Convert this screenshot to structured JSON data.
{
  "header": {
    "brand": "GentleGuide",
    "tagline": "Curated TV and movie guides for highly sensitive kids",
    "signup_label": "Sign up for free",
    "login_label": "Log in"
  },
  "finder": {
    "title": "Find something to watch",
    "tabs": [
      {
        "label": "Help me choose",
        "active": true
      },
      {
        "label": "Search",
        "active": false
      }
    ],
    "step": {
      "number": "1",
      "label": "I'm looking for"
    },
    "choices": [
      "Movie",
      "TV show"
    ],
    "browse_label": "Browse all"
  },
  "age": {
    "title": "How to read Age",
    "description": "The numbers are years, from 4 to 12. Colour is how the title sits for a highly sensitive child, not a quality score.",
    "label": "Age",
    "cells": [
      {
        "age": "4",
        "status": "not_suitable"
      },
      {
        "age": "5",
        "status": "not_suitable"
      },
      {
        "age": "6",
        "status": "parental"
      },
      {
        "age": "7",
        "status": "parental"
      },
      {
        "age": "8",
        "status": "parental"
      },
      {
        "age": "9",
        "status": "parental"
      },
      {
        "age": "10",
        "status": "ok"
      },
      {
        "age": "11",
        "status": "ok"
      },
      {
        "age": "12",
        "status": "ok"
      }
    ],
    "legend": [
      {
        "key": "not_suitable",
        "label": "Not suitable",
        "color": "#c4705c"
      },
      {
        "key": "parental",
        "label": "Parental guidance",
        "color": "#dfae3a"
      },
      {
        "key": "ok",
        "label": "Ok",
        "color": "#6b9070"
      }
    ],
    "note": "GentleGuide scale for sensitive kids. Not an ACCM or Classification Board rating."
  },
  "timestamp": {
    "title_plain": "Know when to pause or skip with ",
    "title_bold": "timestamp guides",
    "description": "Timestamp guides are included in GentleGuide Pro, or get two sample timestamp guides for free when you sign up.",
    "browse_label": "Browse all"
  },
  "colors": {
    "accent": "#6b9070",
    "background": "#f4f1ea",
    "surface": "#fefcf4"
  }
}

The request
All of the data shown above must be copied exactly.

Output of the exercise
Convert this screenshot to structured JSON data.
{
  "header": {
    "brand": "GentleGuide",
    "tagline": "Curated TV and movie guides for highly sensitive kids",
    "signup_label": "Sign up for free",
    "login_label": "Log in"
  },
  "finder": {
    "title": "Find something to watch",
    "tabs": [
      {
        "label": "Help me choose",
        "active": true
      },
      {
        "label": "Search",
        "active": false
      }
    ],
    "step": {
      "number": "1",
      "label": "I'm looking for"
    },
    "choices": [
      "Movie",
      "TV show"
    ],
    "browse_label": "Browse all"
  },
  "age": {
    "title": "How to read Age",
    "description": "The numbers are years, from 4 to 12. Colour is how the title sits for a highly sensitive child, not a quality score.",
    "label": "Age",
    "cells": [
      {
        "age": "4",
        "status": "not_suitable"
      },
      {
        "age": "5",
        "status": "not_suitable"
      },
      {
        "age": "6",
        "status": "parental"
      },
      {
        "age": "7",
        "status": "parental"
      },
      {
        "age": "8",
        "status": "parental"
      },
      {
        "age": "9",
        "status": "parental"
      },
      {
        "age": "10",
        "status": "ok"
      },
      {
        "age": "11",
        "status": "ok"
      },
      {
        "age": "12",
        "status": "ok"
      }
    ],
    "legend": [
      {
        "key": "not_suitable",
        "label": "Not suitable",
        "color": "#c4705c"
      },
      {
        "key": "parental",
        "label": "Parental guidance",
        "color": "#dfae3a"
      },
      {
        "key": "ok",
        "label": "Ok",
        "color": "#6b9070"
      }
    ],
    "note": "GentleGuide scale for sensitive kids. Not an ACCM or Classification Board rating."
  },
  "timestamp": {
    "title_plain": "Know when to pause or skip with ",
    "title_bold": "timestamp guides",
    "description": "Timestamp guides are included in GentleGuide Pro, or get two sample timestamp guides for free when you sign up.",
    "browse_label": "Browse all"
  },
  "colors": {
    "accent": "#6b9070",
    "background": "#f4f1ea",
    "surface": "#fefcf4"
  }
}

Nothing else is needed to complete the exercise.